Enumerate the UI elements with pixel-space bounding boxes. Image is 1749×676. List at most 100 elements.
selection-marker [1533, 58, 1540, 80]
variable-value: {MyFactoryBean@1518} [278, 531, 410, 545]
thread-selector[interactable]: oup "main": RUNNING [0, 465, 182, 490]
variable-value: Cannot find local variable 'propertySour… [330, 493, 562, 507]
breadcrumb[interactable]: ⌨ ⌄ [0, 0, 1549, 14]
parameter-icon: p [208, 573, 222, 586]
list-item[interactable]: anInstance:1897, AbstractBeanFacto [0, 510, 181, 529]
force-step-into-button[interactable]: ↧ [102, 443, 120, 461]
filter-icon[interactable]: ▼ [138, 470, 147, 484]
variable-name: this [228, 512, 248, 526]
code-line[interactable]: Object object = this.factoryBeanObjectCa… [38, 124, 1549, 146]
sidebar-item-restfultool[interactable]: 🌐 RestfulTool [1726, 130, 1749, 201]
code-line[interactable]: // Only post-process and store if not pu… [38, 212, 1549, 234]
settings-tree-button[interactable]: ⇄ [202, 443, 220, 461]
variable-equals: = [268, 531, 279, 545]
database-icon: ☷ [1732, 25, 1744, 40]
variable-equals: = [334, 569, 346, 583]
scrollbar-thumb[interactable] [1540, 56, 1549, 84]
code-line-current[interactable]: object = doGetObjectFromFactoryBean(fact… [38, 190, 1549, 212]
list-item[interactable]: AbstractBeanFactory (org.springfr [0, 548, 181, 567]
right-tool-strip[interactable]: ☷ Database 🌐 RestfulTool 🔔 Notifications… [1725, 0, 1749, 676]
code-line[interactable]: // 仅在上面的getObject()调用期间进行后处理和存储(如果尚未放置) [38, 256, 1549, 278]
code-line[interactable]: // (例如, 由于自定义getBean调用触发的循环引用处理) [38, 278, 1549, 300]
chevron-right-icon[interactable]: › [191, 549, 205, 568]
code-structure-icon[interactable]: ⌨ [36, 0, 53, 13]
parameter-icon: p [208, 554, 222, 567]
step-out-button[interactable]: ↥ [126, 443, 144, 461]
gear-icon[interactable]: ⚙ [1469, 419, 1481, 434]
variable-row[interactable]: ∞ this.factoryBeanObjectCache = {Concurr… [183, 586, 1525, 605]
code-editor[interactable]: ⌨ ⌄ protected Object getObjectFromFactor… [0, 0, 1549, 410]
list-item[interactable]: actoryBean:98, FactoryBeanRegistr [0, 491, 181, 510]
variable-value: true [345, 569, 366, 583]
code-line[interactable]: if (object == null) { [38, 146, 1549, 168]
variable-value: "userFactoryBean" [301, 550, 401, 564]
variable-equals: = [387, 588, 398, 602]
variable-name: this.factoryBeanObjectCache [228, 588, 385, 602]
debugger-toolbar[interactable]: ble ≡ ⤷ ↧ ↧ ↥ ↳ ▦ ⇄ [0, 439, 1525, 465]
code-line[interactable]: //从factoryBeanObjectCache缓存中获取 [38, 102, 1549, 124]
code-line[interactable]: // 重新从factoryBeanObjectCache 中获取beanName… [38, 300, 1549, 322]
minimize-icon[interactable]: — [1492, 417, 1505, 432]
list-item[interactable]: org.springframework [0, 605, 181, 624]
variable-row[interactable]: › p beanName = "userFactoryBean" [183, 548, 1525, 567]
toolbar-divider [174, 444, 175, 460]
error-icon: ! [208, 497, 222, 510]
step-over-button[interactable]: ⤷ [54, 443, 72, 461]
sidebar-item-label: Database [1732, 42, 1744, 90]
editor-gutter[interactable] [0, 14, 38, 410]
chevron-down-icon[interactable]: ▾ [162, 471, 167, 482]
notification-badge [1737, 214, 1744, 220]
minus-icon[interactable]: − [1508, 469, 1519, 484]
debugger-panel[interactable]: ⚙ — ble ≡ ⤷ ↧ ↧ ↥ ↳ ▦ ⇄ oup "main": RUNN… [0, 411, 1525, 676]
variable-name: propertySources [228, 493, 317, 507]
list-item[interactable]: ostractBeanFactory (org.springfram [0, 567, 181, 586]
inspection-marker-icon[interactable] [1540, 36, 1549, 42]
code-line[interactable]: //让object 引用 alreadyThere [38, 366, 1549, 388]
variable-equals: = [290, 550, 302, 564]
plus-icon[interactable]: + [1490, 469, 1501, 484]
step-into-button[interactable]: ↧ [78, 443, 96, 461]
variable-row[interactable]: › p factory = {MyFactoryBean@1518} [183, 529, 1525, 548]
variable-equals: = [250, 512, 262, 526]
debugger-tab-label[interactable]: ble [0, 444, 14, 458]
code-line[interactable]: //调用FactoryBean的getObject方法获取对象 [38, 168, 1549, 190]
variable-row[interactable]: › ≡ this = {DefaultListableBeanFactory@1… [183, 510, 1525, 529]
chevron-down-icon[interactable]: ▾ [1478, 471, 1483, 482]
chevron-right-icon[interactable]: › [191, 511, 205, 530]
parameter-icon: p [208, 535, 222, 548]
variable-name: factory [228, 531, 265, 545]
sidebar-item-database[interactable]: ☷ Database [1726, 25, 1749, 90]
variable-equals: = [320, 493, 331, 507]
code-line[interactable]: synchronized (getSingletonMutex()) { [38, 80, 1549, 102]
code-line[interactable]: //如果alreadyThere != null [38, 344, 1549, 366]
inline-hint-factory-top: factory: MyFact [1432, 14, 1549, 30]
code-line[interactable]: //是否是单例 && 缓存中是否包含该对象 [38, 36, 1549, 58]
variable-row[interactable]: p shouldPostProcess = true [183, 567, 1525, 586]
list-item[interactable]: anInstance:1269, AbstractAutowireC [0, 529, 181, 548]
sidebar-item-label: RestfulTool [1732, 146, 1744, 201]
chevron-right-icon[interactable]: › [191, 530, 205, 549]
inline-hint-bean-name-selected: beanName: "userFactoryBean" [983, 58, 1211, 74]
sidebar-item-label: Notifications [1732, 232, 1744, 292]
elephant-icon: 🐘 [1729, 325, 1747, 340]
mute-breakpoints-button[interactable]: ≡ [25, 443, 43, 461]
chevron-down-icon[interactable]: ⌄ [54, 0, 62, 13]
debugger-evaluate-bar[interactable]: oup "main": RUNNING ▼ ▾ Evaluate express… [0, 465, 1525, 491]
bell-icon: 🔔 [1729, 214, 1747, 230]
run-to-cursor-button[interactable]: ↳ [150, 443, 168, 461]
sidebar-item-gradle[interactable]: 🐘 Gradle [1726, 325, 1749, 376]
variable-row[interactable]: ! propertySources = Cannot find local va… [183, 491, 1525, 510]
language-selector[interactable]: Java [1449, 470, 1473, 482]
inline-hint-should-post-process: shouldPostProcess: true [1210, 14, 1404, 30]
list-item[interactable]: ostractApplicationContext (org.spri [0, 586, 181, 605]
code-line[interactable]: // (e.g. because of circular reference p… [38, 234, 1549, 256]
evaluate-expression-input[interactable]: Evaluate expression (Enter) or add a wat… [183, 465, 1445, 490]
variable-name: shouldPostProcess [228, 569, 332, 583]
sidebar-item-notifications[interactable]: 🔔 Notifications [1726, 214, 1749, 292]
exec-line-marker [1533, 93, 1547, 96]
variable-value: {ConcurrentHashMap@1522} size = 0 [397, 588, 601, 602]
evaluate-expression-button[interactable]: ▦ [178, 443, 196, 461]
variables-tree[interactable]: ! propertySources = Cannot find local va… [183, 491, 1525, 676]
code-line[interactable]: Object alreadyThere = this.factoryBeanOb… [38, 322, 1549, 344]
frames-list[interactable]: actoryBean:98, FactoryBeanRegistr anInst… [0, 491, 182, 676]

■ ■ ■

## Exercise goal
Rename "variable-value" to "value-label" everywhere it occurs in the items above, and give all of their lines again with nothing else changed.

## Task result
Enumerate the UI elements with pixel-space bounding boxes. Image is 1749×676. List at most 100 elements.
selection-marker [1533, 58, 1540, 80]
value-label: {MyFactoryBean@1518} [278, 531, 410, 545]
thread-selector[interactable]: oup "main": RUNNING [0, 465, 182, 490]
value-label: Cannot find local variable 'propertySour… [330, 493, 562, 507]
breadcrumb[interactable]: ⌨ ⌄ [0, 0, 1549, 14]
parameter-icon: p [208, 573, 222, 586]
list-item[interactable]: anInstance:1897, AbstractBeanFacto [0, 510, 181, 529]
force-step-into-button[interactable]: ↧ [102, 443, 120, 461]
filter-icon[interactable]: ▼ [138, 470, 147, 484]
variable-name: this [228, 512, 248, 526]
code-line[interactable]: Object object = this.factoryBeanObjectCa… [38, 124, 1549, 146]
sidebar-item-restfultool[interactable]: 🌐 RestfulTool [1726, 130, 1749, 201]
code-line[interactable]: // Only post-process and store if not pu… [38, 212, 1549, 234]
settings-tree-button[interactable]: ⇄ [202, 443, 220, 461]
variable-equals: = [268, 531, 279, 545]
database-icon: ☷ [1732, 25, 1744, 40]
variable-equals: = [334, 569, 346, 583]
scrollbar-thumb[interactable] [1540, 56, 1549, 84]
code-line-current[interactable]: object = doGetObjectFromFactoryBean(fact… [38, 190, 1549, 212]
list-item[interactable]: AbstractBeanFactory (org.springfr [0, 548, 181, 567]
right-tool-strip[interactable]: ☷ Database 🌐 RestfulTool 🔔 Notifications… [1725, 0, 1749, 676]
code-line[interactable]: // 仅在上面的getObject()调用期间进行后处理和存储(如果尚未放置) [38, 256, 1549, 278]
code-line[interactable]: // (例如, 由于自定义getBean调用触发的循环引用处理) [38, 278, 1549, 300]
chevron-right-icon[interactable]: › [191, 549, 205, 568]
code-structure-icon[interactable]: ⌨ [36, 0, 53, 13]
parameter-icon: p [208, 554, 222, 567]
step-out-button[interactable]: ↥ [126, 443, 144, 461]
gear-icon[interactable]: ⚙ [1469, 419, 1481, 434]
variable-row[interactable]: ∞ this.factoryBeanObjectCache = {Concurr… [183, 586, 1525, 605]
code-editor[interactable]: ⌨ ⌄ protected Object getObjectFromFactor… [0, 0, 1549, 410]
list-item[interactable]: actoryBean:98, FactoryBeanRegistr [0, 491, 181, 510]
value-label: true [345, 569, 366, 583]
code-line[interactable]: if (object == null) { [38, 146, 1549, 168]
value-label: "userFactoryBean" [301, 550, 401, 564]
variable-equals: = [387, 588, 398, 602]
variable-name: this.factoryBeanObjectCache [228, 588, 385, 602]
debugger-toolbar[interactable]: ble ≡ ⤷ ↧ ↧ ↥ ↳ ▦ ⇄ [0, 439, 1525, 465]
code-line[interactable]: //从factoryBeanObjectCache缓存中获取 [38, 102, 1549, 124]
code-line[interactable]: // 重新从factoryBeanObjectCache 中获取beanName… [38, 300, 1549, 322]
minimize-icon[interactable]: — [1492, 417, 1505, 432]
list-item[interactable]: org.springframework [0, 605, 181, 624]
variable-row[interactable]: › p beanName = "userFactoryBean" [183, 548, 1525, 567]
toolbar-divider [174, 444, 175, 460]
error-icon: ! [208, 497, 222, 510]
step-over-button[interactable]: ⤷ [54, 443, 72, 461]
sidebar-item-label: Database [1732, 42, 1744, 90]
editor-gutter[interactable] [0, 14, 38, 410]
chevron-down-icon[interactable]: ▾ [162, 471, 167, 482]
notification-badge [1737, 214, 1744, 220]
minus-icon[interactable]: − [1508, 469, 1519, 484]
debugger-panel[interactable]: ⚙ — ble ≡ ⤷ ↧ ↧ ↥ ↳ ▦ ⇄ oup "main": RUNN… [0, 411, 1525, 676]
variable-name: propertySources [228, 493, 317, 507]
list-item[interactable]: ostractBeanFactory (org.springfram [0, 567, 181, 586]
inspection-marker-icon[interactable] [1540, 36, 1549, 42]
code-line[interactable]: //让object 引用 alreadyThere [38, 366, 1549, 388]
variable-equals: = [290, 550, 302, 564]
plus-icon[interactable]: + [1490, 469, 1501, 484]
step-into-button[interactable]: ↧ [78, 443, 96, 461]
variable-row[interactable]: › p factory = {MyFactoryBean@1518} [183, 529, 1525, 548]
variable-equals: = [250, 512, 262, 526]
debugger-tab-label[interactable]: ble [0, 444, 14, 458]
code-line[interactable]: //调用FactoryBean的getObject方法获取对象 [38, 168, 1549, 190]
variable-row[interactable]: › ≡ this = {DefaultListableBeanFactory@1… [183, 510, 1525, 529]
chevron-down-icon[interactable]: ▾ [1478, 471, 1483, 482]
chevron-right-icon[interactable]: › [191, 511, 205, 530]
parameter-icon: p [208, 535, 222, 548]
variable-name: factory [228, 531, 265, 545]
sidebar-item-database[interactable]: ☷ Database [1726, 25, 1749, 90]
variable-equals: = [320, 493, 331, 507]
code-line[interactable]: synchronized (getSingletonMutex()) { [38, 80, 1549, 102]
code-line[interactable]: //如果alreadyThere != null [38, 344, 1549, 366]
inline-hint-factory-top: factory: MyFact [1432, 14, 1549, 30]
code-line[interactable]: //是否是单例 && 缓存中是否包含该对象 [38, 36, 1549, 58]
variable-row[interactable]: p shouldPostProcess = true [183, 567, 1525, 586]
list-item[interactable]: anInstance:1269, AbstractAutowireC [0, 529, 181, 548]
sidebar-item-label: RestfulTool [1732, 146, 1744, 201]
chevron-right-icon[interactable]: › [191, 530, 205, 549]
inline-hint-bean-name-selected: beanName: "userFactoryBean" [983, 58, 1211, 74]
sidebar-item-label: Notifications [1732, 232, 1744, 292]
elephant-icon: 🐘 [1729, 325, 1747, 340]
mute-breakpoints-button[interactable]: ≡ [25, 443, 43, 461]
chevron-down-icon[interactable]: ⌄ [54, 0, 62, 13]
debugger-evaluate-bar[interactable]: oup "main": RUNNING ▼ ▾ Evaluate express… [0, 465, 1525, 491]
bell-icon: 🔔 [1729, 214, 1747, 230]
run-to-cursor-button[interactable]: ↳ [150, 443, 168, 461]
sidebar-item-gradle[interactable]: 🐘 Gradle [1726, 325, 1749, 376]
variable-row[interactable]: ! propertySources = Cannot find local va… [183, 491, 1525, 510]
language-selector[interactable]: Java [1449, 470, 1473, 482]
inline-hint-should-post-process: shouldPostProcess: true [1210, 14, 1404, 30]
list-item[interactable]: ostractApplicationContext (org.spri [0, 586, 181, 605]
code-line[interactable]: // (e.g. because of circular reference p… [38, 234, 1549, 256]
evaluate-expression-input[interactable]: Evaluate expression (Enter) or add a wat… [183, 465, 1445, 490]
variable-name: shouldPostProcess [228, 569, 332, 583]
sidebar-item-notifications[interactable]: 🔔 Notifications [1726, 214, 1749, 292]
exec-line-marker [1533, 93, 1547, 96]
value-label: {ConcurrentHashMap@1522} size = 0 [397, 588, 601, 602]
evaluate-expression-button[interactable]: ▦ [178, 443, 196, 461]
variables-tree[interactable]: ! propertySources = Cannot find local va… [183, 491, 1525, 676]
code-line[interactable]: Object alreadyThere = this.factoryBeanOb… [38, 322, 1549, 344]
frames-list[interactable]: actoryBean:98, FactoryBeanRegistr anInst… [0, 491, 182, 676]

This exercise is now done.